▸ **Information shown**

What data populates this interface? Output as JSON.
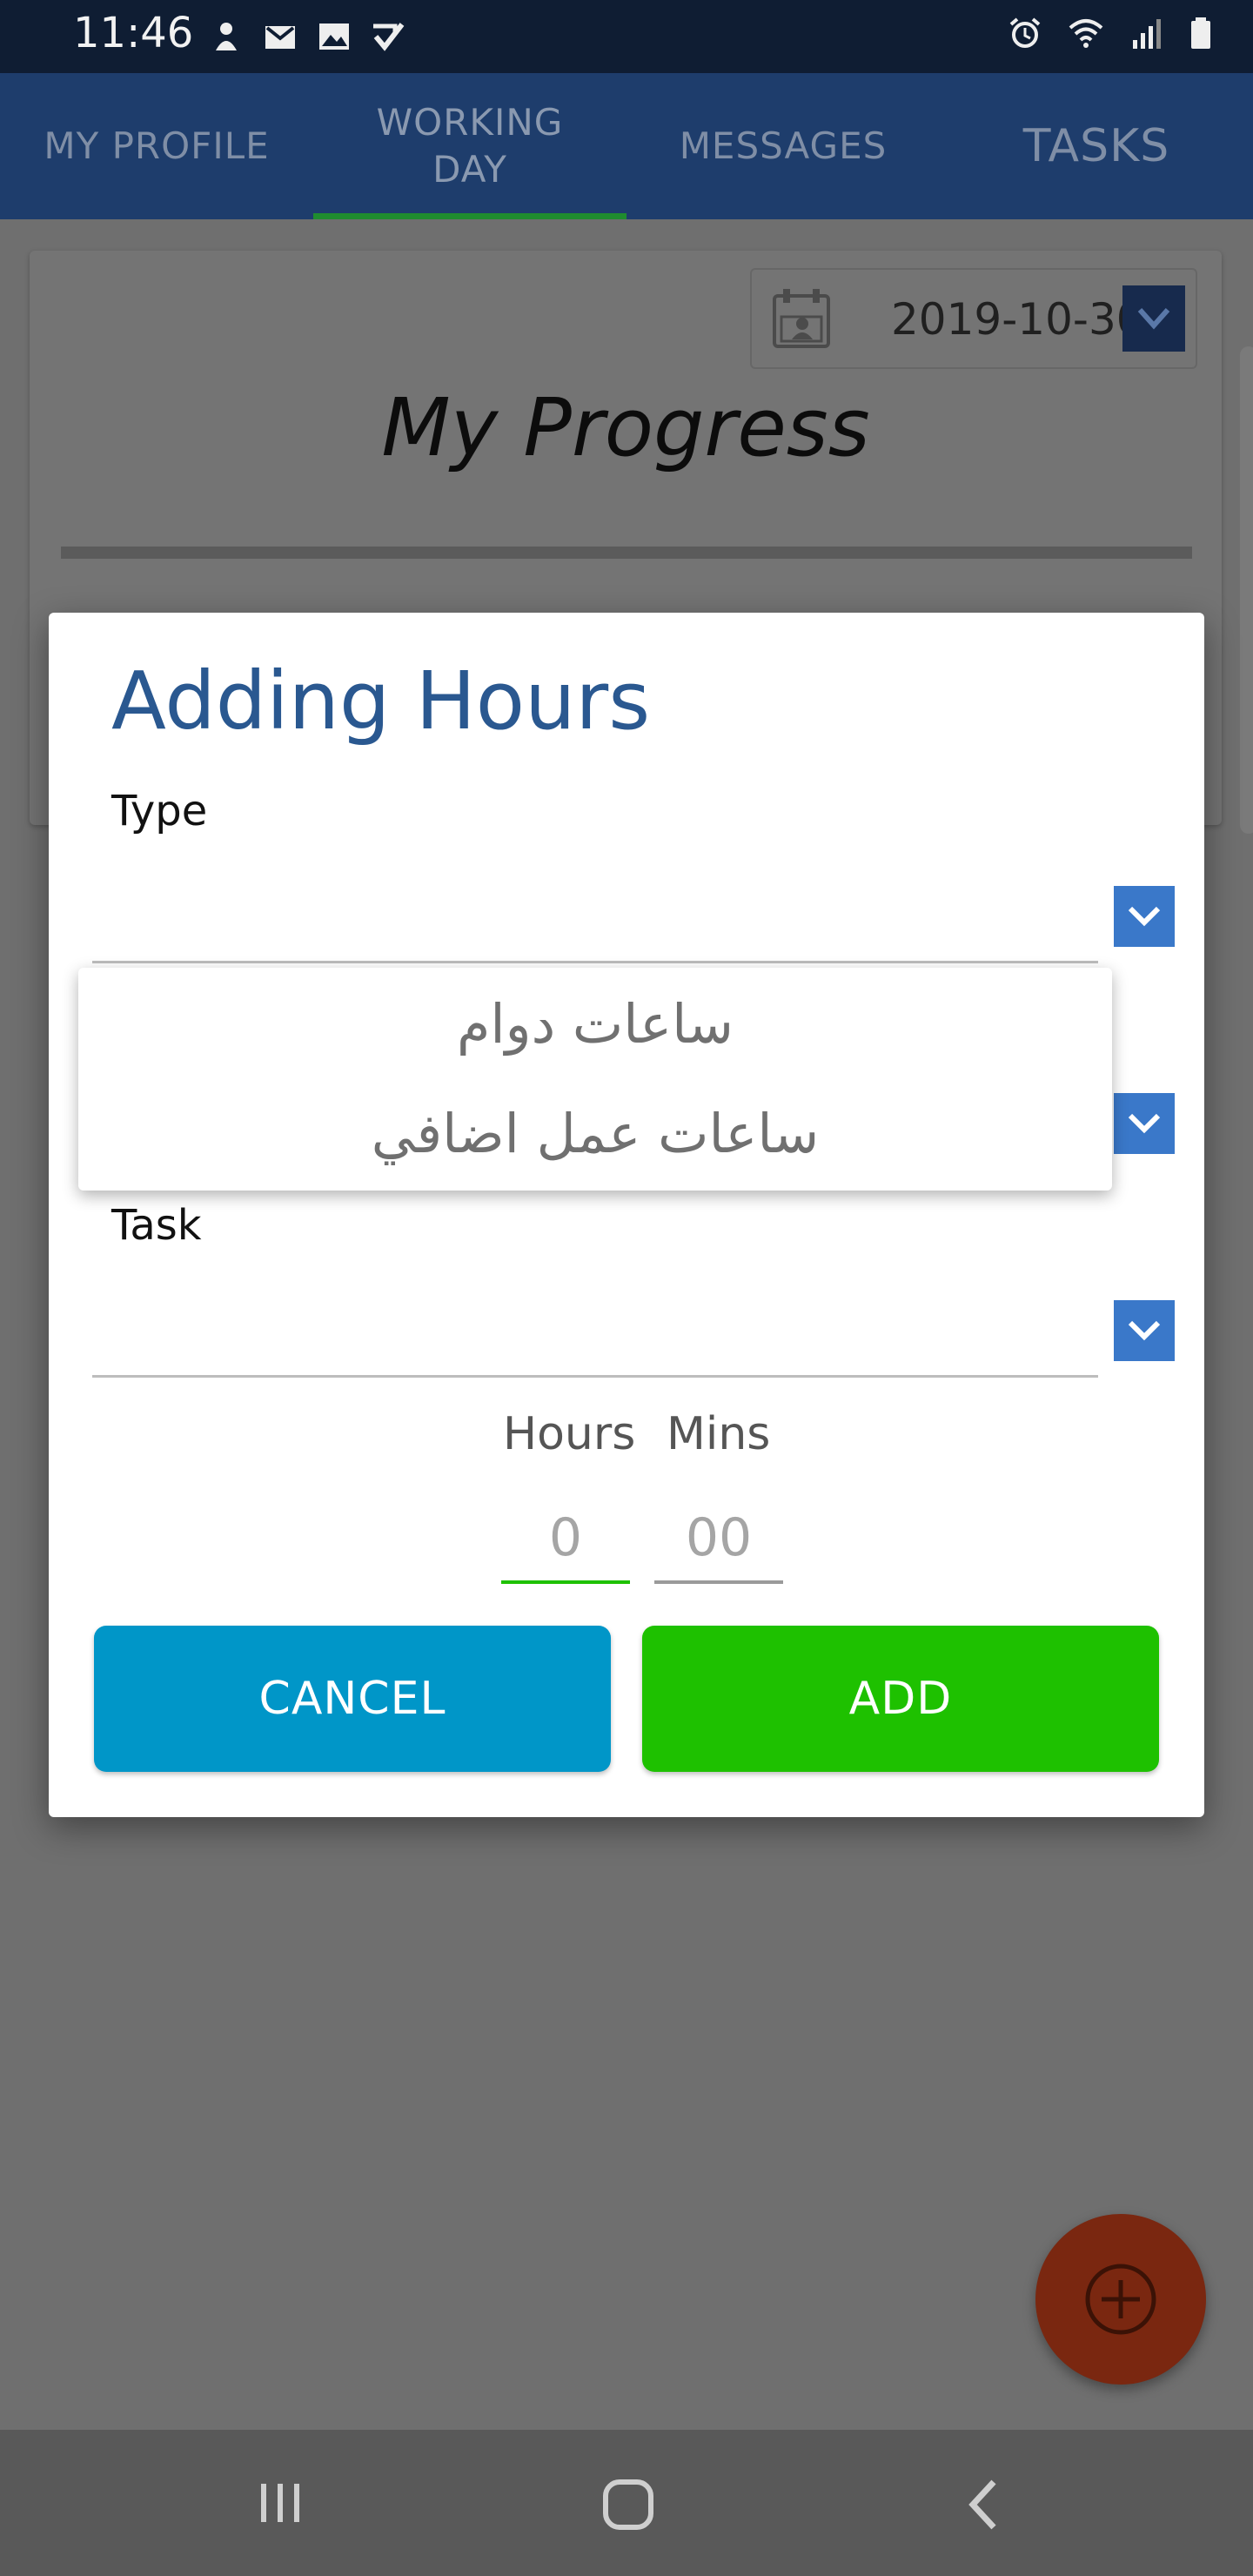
{
  "status_bar": {
    "time": "11:46",
    "left_icons": [
      "person-notification-icon",
      "gmail-icon",
      "image-icon",
      "checkmark-notification-icon"
    ],
    "right_icons": [
      "alarm-icon",
      "wifi-icon",
      "signal-icon",
      "battery-icon"
    ]
  },
  "tabs": [
    {
      "label": "MY PROFILE",
      "active": false
    },
    {
      "label": "WORKING DAY",
      "active": true
    },
    {
      "label": "MESSAGES",
      "active": false
    },
    {
      "label": "TASKS",
      "active": false
    }
  ],
  "progress_card": {
    "date": "2019-10-30",
    "title": "My Progress"
  },
  "dialog": {
    "title": "Adding Hours",
    "type_label": "Type",
    "type_value": "",
    "task_label": "Task",
    "task_value": "",
    "hours_label": "Hours",
    "mins_label": "Mins",
    "hours_placeholder": "0",
    "mins_placeholder": "00",
    "cancel_label": "CANCEL",
    "add_label": "ADD"
  },
  "type_dropdown": {
    "options": [
      "ساعات دوام",
      "ساعات عمل اضافي"
    ]
  },
  "colors": {
    "tab_bar": "#1e3d6c",
    "tab_indicator": "#1f8c2f",
    "dialog_title": "#2a5890",
    "dropdown_button": "#3a78c9",
    "cancel_button": "#0096c8",
    "add_button": "#1ec100",
    "fab": "#d2421a"
  }
}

▸ **Written request**
Transcribe all the records above word for word, without their images.

▸ **Right answer**
What data populates this interface? Output as JSON.
{
  "status_bar": {
    "time": "11:46",
    "left_icons": [
      "person-notification-icon",
      "gmail-icon",
      "image-icon",
      "checkmark-notification-icon"
    ],
    "right_icons": [
      "alarm-icon",
      "wifi-icon",
      "signal-icon",
      "battery-icon"
    ]
  },
  "tabs": [
    {
      "label": "MY PROFILE",
      "active": false
    },
    {
      "label": "WORKING DAY",
      "active": true
    },
    {
      "label": "MESSAGES",
      "active": false
    },
    {
      "label": "TASKS",
      "active": false
    }
  ],
  "progress_card": {
    "date": "2019-10-30",
    "title": "My Progress"
  },
  "dialog": {
    "title": "Adding Hours",
    "type_label": "Type",
    "type_value": "",
    "task_label": "Task",
    "task_value": "",
    "hours_label": "Hours",
    "mins_label": "Mins",
    "hours_placeholder": "0",
    "mins_placeholder": "00",
    "cancel_label": "CANCEL",
    "add_label": "ADD"
  },
  "type_dropdown": {
    "options": [
      "ساعات دوام",
      "ساعات عمل اضافي"
    ]
  },
  "colors": {
    "tab_bar": "#1e3d6c",
    "tab_indicator": "#1f8c2f",
    "dialog_title": "#2a5890",
    "dropdown_button": "#3a78c9",
    "cancel_button": "#0096c8",
    "add_button": "#1ec100",
    "fab": "#d2421a"
  }
}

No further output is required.